-- Stated goal --
The entire listing is to be repeated verbatim.

-- Dataset items --
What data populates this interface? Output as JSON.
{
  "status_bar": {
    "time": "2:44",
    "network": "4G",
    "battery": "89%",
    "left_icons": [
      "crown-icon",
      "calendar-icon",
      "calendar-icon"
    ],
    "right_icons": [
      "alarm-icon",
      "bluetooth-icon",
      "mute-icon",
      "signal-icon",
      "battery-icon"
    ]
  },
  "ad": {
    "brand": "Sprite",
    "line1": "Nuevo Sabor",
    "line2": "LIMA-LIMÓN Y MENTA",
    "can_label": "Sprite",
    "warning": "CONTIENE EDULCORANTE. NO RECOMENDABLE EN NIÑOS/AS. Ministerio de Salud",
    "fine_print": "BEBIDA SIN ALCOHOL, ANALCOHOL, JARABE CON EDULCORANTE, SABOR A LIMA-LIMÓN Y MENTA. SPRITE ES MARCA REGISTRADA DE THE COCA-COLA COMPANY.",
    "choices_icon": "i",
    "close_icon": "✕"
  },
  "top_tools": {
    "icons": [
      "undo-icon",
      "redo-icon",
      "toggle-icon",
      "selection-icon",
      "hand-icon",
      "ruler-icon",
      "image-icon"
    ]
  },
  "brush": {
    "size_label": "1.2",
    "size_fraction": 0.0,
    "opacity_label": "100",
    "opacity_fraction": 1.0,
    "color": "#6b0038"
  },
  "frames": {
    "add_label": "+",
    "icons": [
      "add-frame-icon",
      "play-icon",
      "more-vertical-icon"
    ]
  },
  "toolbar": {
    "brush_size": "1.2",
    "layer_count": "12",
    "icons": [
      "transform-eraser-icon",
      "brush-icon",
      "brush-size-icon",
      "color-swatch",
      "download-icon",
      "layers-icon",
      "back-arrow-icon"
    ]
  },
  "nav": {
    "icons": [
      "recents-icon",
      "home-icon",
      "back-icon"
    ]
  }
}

-- Reply --
What data populates this interface? Output as JSON.
{
  "status_bar": {
    "time": "2:44",
    "network": "4G",
    "battery": "89%",
    "left_icons": [
      "crown-icon",
      "calendar-icon",
      "calendar-icon"
    ],
    "right_icons": [
      "alarm-icon",
      "bluetooth-icon",
      "mute-icon",
      "signal-icon",
      "battery-icon"
    ]
  },
  "ad": {
    "brand": "Sprite",
    "line1": "Nuevo Sabor",
    "line2": "LIMA-LIMÓN Y MENTA",
    "can_label": "Sprite",
    "warning": "CONTIENE EDULCORANTE. NO RECOMENDABLE EN NIÑOS/AS. Ministerio de Salud",
    "fine_print": "BEBIDA SIN ALCOHOL, ANALCOHOL, JARABE CON EDULCORANTE, SABOR A LIMA-LIMÓN Y MENTA. SPRITE ES MARCA REGISTRADA DE THE COCA-COLA COMPANY.",
    "choices_icon": "i",
    "close_icon": "✕"
  },
  "top_tools": {
    "icons": [
      "undo-icon",
      "redo-icon",
      "toggle-icon",
      "selection-icon",
      "hand-icon",
      "ruler-icon",
      "image-icon"
    ]
  },
  "brush": {
    "size_label": "1.2",
    "size_fraction": 0.0,
    "opacity_label": "100",
    "opacity_fraction": 1.0,
    "color": "#6b0038"
  },
  "frames": {
    "add_label": "+",
    "icons": [
      "add-frame-icon",
      "play-icon",
      "more-vertical-icon"
    ]
  },
  "toolbar": {
    "brush_size": "1.2",
    "layer_count": "12",
    "icons": [
      "transform-eraser-icon",
      "brush-icon",
      "brush-size-icon",
      "color-swatch",
      "download-icon",
      "layers-icon",
      "back-arrow-icon"
    ]
  },
  "nav": {
    "icons": [
      "recents-icon",
      "home-icon",
      "back-icon"
    ]
  }
}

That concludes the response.